§ EXERCISE OBJECTIVE
Present every line in which the string "énergie" appears.
_ _ _
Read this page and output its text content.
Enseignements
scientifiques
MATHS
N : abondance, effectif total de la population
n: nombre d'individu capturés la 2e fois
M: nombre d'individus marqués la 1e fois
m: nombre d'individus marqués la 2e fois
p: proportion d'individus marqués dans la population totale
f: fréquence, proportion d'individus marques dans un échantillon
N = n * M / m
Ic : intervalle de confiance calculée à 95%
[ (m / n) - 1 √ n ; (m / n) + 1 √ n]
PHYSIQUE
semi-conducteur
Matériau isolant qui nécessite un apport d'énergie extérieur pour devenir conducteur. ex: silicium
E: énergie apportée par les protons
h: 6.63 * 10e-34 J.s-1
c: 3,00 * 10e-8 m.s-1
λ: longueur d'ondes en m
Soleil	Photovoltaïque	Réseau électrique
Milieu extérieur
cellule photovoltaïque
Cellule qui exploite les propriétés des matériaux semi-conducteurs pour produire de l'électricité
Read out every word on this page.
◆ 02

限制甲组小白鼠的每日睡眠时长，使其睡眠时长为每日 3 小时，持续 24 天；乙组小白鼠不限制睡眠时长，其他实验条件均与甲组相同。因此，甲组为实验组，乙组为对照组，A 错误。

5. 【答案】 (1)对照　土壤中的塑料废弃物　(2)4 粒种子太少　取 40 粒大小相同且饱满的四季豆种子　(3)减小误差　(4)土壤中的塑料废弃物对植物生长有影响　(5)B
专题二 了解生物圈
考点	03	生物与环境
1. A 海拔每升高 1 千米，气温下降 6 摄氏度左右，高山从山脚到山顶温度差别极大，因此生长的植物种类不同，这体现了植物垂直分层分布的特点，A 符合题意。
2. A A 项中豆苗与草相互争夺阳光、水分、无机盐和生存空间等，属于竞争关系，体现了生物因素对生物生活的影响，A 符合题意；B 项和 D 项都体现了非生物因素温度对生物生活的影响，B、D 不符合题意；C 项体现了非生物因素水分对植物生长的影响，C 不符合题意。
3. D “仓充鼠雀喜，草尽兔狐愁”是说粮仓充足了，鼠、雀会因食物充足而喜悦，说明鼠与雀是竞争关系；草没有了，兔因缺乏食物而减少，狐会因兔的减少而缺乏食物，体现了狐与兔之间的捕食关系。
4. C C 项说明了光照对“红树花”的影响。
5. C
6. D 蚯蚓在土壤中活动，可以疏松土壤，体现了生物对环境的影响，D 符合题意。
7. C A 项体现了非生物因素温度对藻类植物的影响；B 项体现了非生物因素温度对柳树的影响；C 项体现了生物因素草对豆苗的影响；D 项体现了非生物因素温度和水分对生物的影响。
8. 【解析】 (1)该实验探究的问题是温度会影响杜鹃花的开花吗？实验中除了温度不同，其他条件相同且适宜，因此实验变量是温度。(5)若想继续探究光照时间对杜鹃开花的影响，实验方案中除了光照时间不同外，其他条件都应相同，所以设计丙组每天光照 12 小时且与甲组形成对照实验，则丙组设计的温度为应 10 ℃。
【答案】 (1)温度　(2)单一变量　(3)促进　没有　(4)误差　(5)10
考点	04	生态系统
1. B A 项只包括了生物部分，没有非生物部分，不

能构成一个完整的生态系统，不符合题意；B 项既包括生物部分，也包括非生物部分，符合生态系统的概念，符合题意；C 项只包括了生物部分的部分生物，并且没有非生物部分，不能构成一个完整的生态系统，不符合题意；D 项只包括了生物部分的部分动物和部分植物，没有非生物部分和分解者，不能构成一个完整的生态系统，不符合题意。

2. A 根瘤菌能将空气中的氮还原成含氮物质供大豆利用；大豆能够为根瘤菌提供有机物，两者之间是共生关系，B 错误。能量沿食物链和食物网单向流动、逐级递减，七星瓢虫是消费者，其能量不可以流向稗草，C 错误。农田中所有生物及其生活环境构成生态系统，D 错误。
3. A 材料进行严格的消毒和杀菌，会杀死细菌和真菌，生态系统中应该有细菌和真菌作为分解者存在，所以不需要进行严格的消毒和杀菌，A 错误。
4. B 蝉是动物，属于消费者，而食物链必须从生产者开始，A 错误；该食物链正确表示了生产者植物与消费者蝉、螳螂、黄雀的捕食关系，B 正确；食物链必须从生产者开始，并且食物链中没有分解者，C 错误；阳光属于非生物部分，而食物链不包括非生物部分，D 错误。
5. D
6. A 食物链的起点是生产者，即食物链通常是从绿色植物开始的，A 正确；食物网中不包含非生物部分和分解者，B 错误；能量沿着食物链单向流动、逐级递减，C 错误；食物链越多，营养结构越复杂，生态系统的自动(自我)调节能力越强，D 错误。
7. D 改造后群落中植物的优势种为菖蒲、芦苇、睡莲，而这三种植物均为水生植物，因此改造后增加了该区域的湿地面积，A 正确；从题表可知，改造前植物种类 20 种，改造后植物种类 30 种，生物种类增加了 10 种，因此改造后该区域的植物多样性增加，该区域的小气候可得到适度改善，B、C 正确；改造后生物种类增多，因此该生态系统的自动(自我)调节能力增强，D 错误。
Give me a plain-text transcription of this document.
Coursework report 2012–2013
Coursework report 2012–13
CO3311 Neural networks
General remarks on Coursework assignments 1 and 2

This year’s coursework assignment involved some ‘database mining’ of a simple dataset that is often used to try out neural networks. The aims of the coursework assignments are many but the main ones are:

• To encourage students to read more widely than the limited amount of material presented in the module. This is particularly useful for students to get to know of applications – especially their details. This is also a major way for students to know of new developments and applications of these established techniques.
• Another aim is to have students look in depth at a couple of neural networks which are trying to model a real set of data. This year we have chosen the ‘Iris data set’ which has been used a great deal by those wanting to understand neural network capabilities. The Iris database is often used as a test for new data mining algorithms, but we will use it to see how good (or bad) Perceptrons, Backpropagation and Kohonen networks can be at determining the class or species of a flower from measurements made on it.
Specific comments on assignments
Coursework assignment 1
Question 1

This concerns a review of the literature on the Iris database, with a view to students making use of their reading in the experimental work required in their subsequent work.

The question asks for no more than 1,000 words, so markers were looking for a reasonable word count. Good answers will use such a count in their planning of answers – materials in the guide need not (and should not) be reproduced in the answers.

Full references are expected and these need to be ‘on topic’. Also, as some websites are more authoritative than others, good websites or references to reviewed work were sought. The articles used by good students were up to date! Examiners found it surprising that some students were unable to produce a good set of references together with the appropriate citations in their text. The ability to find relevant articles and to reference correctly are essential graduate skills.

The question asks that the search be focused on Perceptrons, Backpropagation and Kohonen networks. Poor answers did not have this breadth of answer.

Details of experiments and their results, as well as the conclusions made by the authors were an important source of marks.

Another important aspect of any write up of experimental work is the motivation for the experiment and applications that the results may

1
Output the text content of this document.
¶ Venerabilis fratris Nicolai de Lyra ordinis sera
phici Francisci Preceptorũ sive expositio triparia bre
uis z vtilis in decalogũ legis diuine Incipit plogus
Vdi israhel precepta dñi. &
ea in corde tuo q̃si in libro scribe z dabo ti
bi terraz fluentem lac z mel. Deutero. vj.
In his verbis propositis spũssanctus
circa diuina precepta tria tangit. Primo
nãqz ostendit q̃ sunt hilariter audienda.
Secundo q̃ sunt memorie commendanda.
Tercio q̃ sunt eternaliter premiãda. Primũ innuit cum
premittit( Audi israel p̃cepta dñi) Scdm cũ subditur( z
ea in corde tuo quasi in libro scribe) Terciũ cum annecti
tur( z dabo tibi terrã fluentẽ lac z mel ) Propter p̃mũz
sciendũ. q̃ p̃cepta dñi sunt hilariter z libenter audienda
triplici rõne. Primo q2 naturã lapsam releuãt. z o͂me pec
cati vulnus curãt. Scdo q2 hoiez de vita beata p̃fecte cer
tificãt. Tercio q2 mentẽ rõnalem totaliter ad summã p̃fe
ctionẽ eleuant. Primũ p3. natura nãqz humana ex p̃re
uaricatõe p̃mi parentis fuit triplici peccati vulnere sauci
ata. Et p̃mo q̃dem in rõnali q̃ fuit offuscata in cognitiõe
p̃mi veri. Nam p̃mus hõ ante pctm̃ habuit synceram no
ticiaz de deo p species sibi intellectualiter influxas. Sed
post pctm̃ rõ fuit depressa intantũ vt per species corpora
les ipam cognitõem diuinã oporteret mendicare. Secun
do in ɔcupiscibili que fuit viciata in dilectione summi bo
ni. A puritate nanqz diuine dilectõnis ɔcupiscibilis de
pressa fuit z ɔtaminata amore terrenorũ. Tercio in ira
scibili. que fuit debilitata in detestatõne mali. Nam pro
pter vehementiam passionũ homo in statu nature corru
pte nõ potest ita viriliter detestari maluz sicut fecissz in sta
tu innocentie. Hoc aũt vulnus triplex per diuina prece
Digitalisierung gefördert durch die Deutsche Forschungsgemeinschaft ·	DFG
_ _ _
§ EXERCISE RESPONSE
Matériau isolant qui nécessite un apport d'énergie extérieur pour devenir conducteur. ex: silicium
E: énergie apportée par les protons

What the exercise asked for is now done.